Some lines in the records below may hold the word "Concordancia"; give the number of those lines and nothing else.

>>>>>

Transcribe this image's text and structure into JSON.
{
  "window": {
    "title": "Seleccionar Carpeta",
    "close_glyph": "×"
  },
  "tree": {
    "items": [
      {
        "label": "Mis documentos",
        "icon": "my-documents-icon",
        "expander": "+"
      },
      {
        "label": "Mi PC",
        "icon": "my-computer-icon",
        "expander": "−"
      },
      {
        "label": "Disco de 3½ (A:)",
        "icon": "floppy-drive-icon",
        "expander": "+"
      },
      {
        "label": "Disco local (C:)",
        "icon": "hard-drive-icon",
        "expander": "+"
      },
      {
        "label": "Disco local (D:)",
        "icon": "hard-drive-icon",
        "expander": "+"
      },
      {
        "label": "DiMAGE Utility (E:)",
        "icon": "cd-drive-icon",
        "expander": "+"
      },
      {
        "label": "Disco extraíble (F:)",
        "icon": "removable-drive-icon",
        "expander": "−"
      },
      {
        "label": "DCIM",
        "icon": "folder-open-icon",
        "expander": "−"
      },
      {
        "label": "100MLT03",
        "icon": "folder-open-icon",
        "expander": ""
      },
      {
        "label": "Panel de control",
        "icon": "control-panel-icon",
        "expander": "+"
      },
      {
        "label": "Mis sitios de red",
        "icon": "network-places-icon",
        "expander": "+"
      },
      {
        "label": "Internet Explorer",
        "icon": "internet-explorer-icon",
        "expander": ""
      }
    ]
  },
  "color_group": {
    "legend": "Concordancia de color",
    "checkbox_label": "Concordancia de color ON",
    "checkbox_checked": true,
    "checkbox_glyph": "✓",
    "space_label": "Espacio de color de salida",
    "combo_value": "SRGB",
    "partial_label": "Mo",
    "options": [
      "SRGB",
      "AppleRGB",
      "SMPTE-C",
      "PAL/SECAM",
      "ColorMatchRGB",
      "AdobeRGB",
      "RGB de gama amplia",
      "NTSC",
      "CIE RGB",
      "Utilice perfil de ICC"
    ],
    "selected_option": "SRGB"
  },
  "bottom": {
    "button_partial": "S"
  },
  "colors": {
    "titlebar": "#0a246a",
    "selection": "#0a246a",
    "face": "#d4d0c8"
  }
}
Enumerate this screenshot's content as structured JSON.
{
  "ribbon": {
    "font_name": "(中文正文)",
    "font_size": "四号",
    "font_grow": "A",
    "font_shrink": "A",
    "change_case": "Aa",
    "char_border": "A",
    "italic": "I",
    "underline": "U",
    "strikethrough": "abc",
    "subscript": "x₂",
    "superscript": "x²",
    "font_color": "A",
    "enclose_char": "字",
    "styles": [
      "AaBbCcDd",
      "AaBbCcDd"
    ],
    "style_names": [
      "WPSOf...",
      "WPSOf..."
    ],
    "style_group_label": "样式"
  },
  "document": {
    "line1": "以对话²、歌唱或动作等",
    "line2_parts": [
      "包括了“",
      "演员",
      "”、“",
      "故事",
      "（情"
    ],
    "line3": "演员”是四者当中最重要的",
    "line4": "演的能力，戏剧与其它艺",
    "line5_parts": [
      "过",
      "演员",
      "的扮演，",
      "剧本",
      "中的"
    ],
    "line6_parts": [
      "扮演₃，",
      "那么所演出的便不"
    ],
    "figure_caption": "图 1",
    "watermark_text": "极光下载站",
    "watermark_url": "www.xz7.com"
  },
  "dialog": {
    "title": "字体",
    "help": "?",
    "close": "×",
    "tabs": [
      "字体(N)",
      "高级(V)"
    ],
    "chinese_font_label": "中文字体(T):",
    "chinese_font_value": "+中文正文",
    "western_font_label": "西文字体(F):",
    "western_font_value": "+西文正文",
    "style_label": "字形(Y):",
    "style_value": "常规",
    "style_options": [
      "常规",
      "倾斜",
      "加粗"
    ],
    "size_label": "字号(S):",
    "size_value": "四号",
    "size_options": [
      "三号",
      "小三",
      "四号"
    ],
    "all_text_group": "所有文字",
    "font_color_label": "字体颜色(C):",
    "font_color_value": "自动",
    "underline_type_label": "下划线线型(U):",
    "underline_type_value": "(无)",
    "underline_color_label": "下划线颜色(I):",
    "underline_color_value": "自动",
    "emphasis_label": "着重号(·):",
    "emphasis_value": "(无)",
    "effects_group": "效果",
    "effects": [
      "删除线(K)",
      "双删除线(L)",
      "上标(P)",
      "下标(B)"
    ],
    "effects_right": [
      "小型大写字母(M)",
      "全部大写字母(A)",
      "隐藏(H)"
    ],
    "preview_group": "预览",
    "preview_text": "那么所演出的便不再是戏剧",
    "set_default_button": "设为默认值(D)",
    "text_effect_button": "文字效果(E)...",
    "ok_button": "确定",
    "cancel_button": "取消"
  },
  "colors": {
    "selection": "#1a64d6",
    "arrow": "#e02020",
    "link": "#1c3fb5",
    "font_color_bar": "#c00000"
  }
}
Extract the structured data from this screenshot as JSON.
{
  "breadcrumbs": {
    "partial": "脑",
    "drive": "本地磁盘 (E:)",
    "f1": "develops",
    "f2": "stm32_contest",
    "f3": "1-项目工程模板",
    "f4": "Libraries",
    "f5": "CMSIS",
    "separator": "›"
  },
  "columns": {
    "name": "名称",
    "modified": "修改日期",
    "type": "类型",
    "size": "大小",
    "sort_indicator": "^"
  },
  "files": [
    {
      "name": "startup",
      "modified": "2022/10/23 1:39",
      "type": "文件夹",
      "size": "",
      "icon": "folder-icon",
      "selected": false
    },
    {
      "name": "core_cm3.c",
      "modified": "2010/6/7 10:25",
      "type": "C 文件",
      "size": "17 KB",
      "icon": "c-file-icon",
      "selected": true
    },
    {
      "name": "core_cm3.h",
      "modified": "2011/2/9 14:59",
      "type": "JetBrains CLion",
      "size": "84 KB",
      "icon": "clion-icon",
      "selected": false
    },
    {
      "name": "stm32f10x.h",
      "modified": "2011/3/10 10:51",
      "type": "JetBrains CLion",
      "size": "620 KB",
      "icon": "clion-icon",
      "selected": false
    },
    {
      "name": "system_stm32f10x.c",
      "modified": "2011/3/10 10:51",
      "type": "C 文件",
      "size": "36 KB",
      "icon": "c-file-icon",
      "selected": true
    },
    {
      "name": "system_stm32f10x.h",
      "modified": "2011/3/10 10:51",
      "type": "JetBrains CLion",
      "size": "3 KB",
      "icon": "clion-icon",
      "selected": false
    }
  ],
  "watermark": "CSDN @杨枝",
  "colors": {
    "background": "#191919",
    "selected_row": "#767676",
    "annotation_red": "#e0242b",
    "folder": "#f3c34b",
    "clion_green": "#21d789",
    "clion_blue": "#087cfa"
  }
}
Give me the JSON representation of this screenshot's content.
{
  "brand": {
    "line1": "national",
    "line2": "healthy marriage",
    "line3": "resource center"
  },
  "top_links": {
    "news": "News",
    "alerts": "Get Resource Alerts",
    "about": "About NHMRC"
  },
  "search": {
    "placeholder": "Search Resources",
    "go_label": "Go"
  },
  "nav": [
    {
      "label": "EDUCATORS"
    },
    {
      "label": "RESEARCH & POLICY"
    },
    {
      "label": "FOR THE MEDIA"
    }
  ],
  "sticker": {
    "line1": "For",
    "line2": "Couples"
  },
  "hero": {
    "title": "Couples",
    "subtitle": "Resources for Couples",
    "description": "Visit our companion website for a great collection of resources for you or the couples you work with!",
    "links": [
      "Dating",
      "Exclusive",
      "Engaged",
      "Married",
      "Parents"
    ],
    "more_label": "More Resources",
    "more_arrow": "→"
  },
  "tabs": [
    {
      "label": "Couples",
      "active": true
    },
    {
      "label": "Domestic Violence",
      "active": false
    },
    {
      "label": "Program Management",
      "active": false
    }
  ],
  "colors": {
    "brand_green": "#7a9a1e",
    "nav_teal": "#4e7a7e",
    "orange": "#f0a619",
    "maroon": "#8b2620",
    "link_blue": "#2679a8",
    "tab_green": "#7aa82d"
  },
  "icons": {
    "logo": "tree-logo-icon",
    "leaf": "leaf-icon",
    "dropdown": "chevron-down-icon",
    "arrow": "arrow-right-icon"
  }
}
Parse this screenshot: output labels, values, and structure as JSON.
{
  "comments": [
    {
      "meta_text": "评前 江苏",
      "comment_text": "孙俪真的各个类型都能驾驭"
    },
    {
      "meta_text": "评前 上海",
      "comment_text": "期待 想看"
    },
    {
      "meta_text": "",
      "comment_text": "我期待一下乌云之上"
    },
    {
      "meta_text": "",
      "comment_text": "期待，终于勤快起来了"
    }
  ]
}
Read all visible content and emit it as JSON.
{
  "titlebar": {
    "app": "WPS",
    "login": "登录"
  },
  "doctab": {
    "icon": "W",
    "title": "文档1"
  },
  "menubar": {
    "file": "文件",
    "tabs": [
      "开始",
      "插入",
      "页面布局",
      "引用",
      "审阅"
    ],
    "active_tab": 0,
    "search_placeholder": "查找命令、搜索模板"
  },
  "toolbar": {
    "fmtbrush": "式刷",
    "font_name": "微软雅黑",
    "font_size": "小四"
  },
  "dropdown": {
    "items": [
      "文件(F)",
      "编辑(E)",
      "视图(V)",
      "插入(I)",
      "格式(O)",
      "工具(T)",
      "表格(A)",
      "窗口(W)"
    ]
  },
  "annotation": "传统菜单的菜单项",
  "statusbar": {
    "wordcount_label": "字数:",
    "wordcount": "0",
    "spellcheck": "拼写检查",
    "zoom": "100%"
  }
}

<<<<<

• _Finished task_
2